> [Supplied records]:
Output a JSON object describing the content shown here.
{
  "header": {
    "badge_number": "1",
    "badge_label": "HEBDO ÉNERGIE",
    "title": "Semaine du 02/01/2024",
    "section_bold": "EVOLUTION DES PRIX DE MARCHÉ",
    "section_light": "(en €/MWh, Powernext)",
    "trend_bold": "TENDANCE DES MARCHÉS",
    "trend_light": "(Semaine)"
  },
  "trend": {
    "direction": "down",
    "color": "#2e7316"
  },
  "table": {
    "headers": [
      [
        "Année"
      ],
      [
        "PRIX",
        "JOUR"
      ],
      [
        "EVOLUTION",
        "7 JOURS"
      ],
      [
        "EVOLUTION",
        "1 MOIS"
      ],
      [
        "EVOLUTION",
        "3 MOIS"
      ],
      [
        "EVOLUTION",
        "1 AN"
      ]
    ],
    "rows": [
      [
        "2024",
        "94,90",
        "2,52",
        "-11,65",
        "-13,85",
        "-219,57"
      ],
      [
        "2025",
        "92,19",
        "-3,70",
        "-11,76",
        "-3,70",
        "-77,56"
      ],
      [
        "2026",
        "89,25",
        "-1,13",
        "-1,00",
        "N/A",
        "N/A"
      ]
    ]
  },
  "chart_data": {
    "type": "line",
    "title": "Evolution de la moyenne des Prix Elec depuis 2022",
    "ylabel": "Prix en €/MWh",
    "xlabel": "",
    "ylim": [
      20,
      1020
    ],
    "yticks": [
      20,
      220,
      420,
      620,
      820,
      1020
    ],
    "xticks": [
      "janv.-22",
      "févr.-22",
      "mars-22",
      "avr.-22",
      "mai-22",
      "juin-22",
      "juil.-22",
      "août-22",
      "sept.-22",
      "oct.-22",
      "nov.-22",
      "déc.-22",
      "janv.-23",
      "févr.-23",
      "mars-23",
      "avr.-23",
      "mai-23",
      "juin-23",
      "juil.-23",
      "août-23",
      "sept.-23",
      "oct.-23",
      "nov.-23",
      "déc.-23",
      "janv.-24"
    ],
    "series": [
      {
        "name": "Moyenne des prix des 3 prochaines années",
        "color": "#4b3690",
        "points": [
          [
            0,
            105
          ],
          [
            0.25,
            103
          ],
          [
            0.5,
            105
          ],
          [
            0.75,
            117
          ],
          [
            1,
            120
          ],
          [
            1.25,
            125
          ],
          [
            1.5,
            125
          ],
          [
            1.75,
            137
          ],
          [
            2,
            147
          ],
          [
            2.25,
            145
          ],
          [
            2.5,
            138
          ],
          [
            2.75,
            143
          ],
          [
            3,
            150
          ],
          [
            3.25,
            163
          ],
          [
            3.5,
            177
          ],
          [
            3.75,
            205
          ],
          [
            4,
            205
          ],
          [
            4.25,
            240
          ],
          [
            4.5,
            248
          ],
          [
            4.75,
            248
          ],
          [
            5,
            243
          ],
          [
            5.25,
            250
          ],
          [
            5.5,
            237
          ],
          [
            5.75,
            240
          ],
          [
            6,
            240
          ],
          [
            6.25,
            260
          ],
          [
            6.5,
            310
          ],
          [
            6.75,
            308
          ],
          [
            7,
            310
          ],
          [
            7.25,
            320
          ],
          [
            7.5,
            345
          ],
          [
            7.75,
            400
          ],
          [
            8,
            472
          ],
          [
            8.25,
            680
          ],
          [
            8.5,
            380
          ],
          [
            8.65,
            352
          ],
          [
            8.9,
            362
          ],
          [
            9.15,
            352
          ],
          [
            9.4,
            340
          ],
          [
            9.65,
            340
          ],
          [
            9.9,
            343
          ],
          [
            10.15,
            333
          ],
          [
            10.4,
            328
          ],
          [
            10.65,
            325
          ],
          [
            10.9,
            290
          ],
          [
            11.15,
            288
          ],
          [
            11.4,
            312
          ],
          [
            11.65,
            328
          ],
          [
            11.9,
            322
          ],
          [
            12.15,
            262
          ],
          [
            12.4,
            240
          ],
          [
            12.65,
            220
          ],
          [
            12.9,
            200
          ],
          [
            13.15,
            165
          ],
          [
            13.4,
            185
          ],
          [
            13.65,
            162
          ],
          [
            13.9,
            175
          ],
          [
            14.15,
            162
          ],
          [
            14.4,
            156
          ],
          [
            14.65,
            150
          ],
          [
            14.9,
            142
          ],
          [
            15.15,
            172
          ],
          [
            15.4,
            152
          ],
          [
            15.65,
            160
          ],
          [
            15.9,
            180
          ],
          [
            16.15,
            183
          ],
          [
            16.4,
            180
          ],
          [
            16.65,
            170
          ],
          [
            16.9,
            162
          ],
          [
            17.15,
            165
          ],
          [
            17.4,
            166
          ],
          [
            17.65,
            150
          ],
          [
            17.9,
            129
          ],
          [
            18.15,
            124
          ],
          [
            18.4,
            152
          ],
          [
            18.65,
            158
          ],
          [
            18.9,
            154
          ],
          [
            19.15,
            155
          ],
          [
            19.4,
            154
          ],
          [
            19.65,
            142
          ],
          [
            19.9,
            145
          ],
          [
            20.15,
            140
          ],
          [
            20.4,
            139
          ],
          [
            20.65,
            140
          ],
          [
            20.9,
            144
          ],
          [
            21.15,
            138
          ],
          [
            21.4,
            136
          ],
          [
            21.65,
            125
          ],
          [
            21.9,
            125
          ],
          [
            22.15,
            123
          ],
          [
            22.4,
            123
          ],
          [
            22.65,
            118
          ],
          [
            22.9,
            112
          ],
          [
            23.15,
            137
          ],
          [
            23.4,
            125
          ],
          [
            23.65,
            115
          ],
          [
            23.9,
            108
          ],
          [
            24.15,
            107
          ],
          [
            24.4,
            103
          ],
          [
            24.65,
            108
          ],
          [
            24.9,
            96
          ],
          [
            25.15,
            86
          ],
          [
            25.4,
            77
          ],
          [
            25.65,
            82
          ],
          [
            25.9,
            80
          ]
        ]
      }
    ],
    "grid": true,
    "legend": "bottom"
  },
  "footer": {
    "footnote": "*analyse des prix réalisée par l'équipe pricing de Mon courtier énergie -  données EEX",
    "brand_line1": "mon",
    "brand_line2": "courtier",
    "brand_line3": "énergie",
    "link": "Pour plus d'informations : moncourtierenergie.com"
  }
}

> [Problem to work on]:
Every line above should be retyped exactly as given.

> [Output below]:
Output a JSON object describing the content shown here.
{
  "header": {
    "badge_number": "1",
    "badge_label": "HEBDO ÉNERGIE",
    "title": "Semaine du 02/01/2024",
    "section_bold": "EVOLUTION DES PRIX DE MARCHÉ",
    "section_light": "(en €/MWh, Powernext)",
    "trend_bold": "TENDANCE DES MARCHÉS",
    "trend_light": "(Semaine)"
  },
  "trend": {
    "direction": "down",
    "color": "#2e7316"
  },
  "table": {
    "headers": [
      [
        "Année"
      ],
      [
        "PRIX",
        "JOUR"
      ],
      [
        "EVOLUTION",
        "7 JOURS"
      ],
      [
        "EVOLUTION",
        "1 MOIS"
      ],
      [
        "EVOLUTION",
        "3 MOIS"
      ],
      [
        "EVOLUTION",
        "1 AN"
      ]
    ],
    "rows": [
      [
        "2024",
        "94,90",
        "2,52",
        "-11,65",
        "-13,85",
        "-219,57"
      ],
      [
        "2025",
        "92,19",
        "-3,70",
        "-11,76",
        "-3,70",
        "-77,56"
      ],
      [
        "2026",
        "89,25",
        "-1,13",
        "-1,00",
        "N/A",
        "N/A"
      ]
    ]
  },
  "chart_data": {
    "type": "line",
    "title": "Evolution de la moyenne des Prix Elec depuis 2022",
    "ylabel": "Prix en €/MWh",
    "xlabel": "",
    "ylim": [
      20,
      1020
    ],
    "yticks": [
      20,
      220,
      420,
      620,
      820,
      1020
    ],
    "xticks": [
      "janv.-22",
      "févr.-22",
      "mars-22",
      "avr.-22",
      "mai-22",
      "juin-22",
      "juil.-22",
      "août-22",
      "sept.-22",
      "oct.-22",
      "nov.-22",
      "déc.-22",
      "janv.-23",
      "févr.-23",
      "mars-23",
      "avr.-23",
      "mai-23",
      "juin-23",
      "juil.-23",
      "août-23",
      "sept.-23",
      "oct.-23",
      "nov.-23",
      "déc.-23",
      "janv.-24"
    ],
    "series": [
      {
        "name": "Moyenne des prix des 3 prochaines années",
        "color": "#4b3690",
        "points": [
          [
            0,
            105
          ],
          [
            0.25,
            103
          ],
          [
            0.5,
            105
          ],
          [
            0.75,
            117
          ],
          [
            1,
            120
          ],
          [
            1.25,
            125
          ],
          [
            1.5,
            125
          ],
          [
            1.75,
            137
          ],
          [
            2,
            147
          ],
          [
            2.25,
            145
          ],
          [
            2.5,
            138
          ],
          [
            2.75,
            143
          ],
          [
            3,
            150
          ],
          [
            3.25,
            163
          ],
          [
            3.5,
            177
          ],
          [
            3.75,
            205
          ],
          [
            4,
            205
          ],
          [
            4.25,
            240
          ],
          [
            4.5,
            248
          ],
          [
            4.75,
            248
          ],
          [
            5,
            243
          ],
          [
            5.25,
            250
          ],
          [
            5.5,
            237
          ],
          [
            5.75,
            240
          ],
          [
            6,
            240
          ],
          [
            6.25,
            260
          ],
          [
            6.5,
            310
          ],
          [
            6.75,
            308
          ],
          [
            7,
            310
          ],
          [
            7.25,
            320
          ],
          [
            7.5,
            345
          ],
          [
            7.75,
            400
          ],
          [
            8,
            472
          ],
          [
            8.25,
            680
          ],
          [
            8.5,
            380
          ],
          [
            8.65,
            352
          ],
          [
            8.9,
            362
          ],
          [
            9.15,
            352
          ],
          [
            9.4,
            340
          ],
          [
            9.65,
            340
          ],
          [
            9.9,
            343
          ],
          [
            10.15,
            333
          ],
          [
            10.4,
            328
          ],
          [
            10.65,
            325
          ],
          [
            10.9,
            290
          ],
          [
            11.15,
            288
          ],
          [
            11.4,
            312
          ],
          [
            11.65,
            328
          ],
          [
            11.9,
            322
          ],
          [
            12.15,
            262
          ],
          [
            12.4,
            240
          ],
          [
            12.65,
            220
          ],
          [
            12.9,
            200
          ],
          [
            13.15,
            165
          ],
          [
            13.4,
            185
          ],
          [
            13.65,
            162
          ],
          [
            13.9,
            175
          ],
          [
            14.15,
            162
          ],
          [
            14.4,
            156
          ],
          [
            14.65,
            150
          ],
          [
            14.9,
            142
          ],
          [
            15.15,
            172
          ],
          [
            15.4,
            152
          ],
          [
            15.65,
            160
          ],
          [
            15.9,
            180
          ],
          [
            16.15,
            183
          ],
          [
            16.4,
            180
          ],
          [
            16.65,
            170
          ],
          [
            16.9,
            162
          ],
          [
            17.15,
            165
          ],
          [
            17.4,
            166
          ],
          [
            17.65,
            150
          ],
          [
            17.9,
            129
          ],
          [
            18.15,
            124
          ],
          [
            18.4,
            152
          ],
          [
            18.65,
            158
          ],
          [
            18.9,
            154
          ],
          [
            19.15,
            155
          ],
          [
            19.4,
            154
          ],
          [
            19.65,
            142
          ],
          [
            19.9,
            145
          ],
          [
            20.15,
            140
          ],
          [
            20.4,
            139
          ],
          [
            20.65,
            140
          ],
          [
            20.9,
            144
          ],
          [
            21.15,
            138
          ],
          [
            21.4,
            136
          ],
          [
            21.65,
            125
          ],
          [
            21.9,
            125
          ],
          [
            22.15,
            123
          ],
          [
            22.4,
            123
          ],
          [
            22.65,
            118
          ],
          [
            22.9,
            112
          ],
          [
            23.15,
            137
          ],
          [
            23.4,
            125
          ],
          [
            23.65,
            115
          ],
          [
            23.9,
            108
          ],
          [
            24.15,
            107
          ],
          [
            24.4,
            103
          ],
          [
            24.65,
            108
          ],
          [
            24.9,
            96
          ],
          [
            25.15,
            86
          ],
          [
            25.4,
            77
          ],
          [
            25.65,
            82
          ],
          [
            25.9,
            80
          ]
        ]
      }
    ],
    "grid": true,
    "legend": "bottom"
  },
  "footer": {
    "footnote": "*analyse des prix réalisée par l'équipe pricing de Mon courtier énergie -  données EEX",
    "brand_line1": "mon",
    "brand_line2": "courtier",
    "brand_line3": "énergie",
    "link": "Pour plus d'informations : moncourtierenergie.com"
  }
}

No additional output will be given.